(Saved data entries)
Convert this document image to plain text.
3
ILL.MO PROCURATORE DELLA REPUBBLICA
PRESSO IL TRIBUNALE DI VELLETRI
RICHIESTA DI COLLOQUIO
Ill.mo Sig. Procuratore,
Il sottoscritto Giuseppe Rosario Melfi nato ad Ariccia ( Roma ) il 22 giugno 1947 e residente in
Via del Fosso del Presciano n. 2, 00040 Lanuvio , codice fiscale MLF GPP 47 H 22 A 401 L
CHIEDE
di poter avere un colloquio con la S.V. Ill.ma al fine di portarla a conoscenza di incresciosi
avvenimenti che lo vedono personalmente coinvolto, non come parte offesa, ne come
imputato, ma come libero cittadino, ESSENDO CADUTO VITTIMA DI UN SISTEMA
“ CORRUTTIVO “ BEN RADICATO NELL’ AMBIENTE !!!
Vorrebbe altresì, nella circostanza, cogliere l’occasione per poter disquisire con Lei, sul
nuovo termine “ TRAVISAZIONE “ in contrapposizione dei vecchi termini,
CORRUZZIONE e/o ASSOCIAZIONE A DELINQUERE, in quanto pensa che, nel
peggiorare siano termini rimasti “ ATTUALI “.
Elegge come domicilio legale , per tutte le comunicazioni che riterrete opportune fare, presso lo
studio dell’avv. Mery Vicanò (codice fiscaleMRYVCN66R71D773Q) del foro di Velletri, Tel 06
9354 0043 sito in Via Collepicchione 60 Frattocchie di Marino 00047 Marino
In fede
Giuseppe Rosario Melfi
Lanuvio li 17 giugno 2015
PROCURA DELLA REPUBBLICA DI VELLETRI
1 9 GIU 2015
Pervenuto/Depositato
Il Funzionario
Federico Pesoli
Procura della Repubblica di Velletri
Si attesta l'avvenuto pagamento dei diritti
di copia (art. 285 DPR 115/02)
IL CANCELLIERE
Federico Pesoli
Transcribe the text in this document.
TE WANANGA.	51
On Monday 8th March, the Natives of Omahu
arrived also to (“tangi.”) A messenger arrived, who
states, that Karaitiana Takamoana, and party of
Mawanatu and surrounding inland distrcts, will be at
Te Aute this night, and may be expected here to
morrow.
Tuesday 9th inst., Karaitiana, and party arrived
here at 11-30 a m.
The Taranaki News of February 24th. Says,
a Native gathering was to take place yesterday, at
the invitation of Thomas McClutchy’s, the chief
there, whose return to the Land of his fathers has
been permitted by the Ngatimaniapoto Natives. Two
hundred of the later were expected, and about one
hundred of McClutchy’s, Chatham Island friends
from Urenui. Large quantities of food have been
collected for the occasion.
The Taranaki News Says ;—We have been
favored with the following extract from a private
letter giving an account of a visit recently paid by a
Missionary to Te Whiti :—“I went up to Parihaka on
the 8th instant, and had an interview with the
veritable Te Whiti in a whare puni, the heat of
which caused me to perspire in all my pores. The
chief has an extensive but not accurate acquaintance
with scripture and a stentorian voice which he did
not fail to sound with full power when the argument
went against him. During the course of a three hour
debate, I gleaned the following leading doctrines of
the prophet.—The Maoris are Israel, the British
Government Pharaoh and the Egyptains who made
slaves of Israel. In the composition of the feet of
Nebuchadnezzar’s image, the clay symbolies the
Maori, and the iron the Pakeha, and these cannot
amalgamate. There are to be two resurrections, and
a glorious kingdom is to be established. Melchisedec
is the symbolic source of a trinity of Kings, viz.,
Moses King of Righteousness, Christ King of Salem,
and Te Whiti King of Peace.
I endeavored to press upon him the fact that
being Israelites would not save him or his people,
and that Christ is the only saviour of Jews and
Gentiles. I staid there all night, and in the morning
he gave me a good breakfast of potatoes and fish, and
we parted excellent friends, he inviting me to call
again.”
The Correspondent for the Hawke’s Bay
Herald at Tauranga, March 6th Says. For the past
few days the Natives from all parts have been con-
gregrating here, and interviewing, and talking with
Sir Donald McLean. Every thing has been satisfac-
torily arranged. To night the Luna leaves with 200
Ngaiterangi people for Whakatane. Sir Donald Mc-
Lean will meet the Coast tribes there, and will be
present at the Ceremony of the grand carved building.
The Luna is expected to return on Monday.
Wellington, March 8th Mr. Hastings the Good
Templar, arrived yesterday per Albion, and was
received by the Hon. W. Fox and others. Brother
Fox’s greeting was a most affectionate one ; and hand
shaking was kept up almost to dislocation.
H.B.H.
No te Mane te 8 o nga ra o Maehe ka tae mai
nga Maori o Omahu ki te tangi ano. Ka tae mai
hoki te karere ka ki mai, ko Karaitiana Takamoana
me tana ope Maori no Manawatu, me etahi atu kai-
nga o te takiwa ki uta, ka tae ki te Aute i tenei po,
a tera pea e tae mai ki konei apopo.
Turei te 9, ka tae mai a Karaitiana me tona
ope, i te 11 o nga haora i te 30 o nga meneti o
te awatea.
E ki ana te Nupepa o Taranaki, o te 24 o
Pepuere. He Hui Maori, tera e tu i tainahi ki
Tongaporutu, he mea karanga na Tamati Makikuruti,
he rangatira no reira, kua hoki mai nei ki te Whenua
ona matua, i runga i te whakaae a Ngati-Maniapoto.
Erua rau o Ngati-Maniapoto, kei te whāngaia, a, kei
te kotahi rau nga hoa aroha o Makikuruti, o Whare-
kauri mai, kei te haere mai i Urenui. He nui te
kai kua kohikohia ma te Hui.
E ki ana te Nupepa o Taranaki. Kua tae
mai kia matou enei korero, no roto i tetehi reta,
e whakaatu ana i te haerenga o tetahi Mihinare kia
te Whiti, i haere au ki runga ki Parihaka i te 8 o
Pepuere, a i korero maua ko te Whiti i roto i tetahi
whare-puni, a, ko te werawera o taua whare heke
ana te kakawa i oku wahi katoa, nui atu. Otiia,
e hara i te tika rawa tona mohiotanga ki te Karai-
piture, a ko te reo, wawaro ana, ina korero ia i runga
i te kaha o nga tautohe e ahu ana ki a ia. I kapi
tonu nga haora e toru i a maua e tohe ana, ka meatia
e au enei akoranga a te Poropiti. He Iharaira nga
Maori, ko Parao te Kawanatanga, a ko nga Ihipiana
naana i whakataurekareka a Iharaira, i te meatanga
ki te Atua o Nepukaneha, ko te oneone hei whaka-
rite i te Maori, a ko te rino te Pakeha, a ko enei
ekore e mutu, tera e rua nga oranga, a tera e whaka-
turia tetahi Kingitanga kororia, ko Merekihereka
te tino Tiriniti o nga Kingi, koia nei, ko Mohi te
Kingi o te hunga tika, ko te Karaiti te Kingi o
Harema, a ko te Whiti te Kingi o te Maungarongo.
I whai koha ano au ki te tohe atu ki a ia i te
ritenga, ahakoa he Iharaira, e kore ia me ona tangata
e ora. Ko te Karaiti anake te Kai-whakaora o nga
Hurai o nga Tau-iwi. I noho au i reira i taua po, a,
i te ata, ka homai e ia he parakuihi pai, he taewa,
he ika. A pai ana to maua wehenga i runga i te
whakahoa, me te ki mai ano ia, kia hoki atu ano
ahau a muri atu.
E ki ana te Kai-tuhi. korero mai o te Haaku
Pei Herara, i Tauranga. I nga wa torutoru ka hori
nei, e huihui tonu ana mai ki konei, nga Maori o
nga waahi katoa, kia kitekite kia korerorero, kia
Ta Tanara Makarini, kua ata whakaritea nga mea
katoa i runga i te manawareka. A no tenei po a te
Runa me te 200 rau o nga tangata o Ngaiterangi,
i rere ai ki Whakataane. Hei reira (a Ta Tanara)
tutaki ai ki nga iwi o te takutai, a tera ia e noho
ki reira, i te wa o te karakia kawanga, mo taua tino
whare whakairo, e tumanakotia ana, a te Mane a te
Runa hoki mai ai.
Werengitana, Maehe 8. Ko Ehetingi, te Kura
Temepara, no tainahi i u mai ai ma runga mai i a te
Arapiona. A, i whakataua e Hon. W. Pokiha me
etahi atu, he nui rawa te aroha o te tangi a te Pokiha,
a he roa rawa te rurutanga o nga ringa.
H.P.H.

_What is asked_
Every line in the data above that contains "document" needs to be copied.

_Task result_
Convert this document image to plain text.
Transcribe the text in this document.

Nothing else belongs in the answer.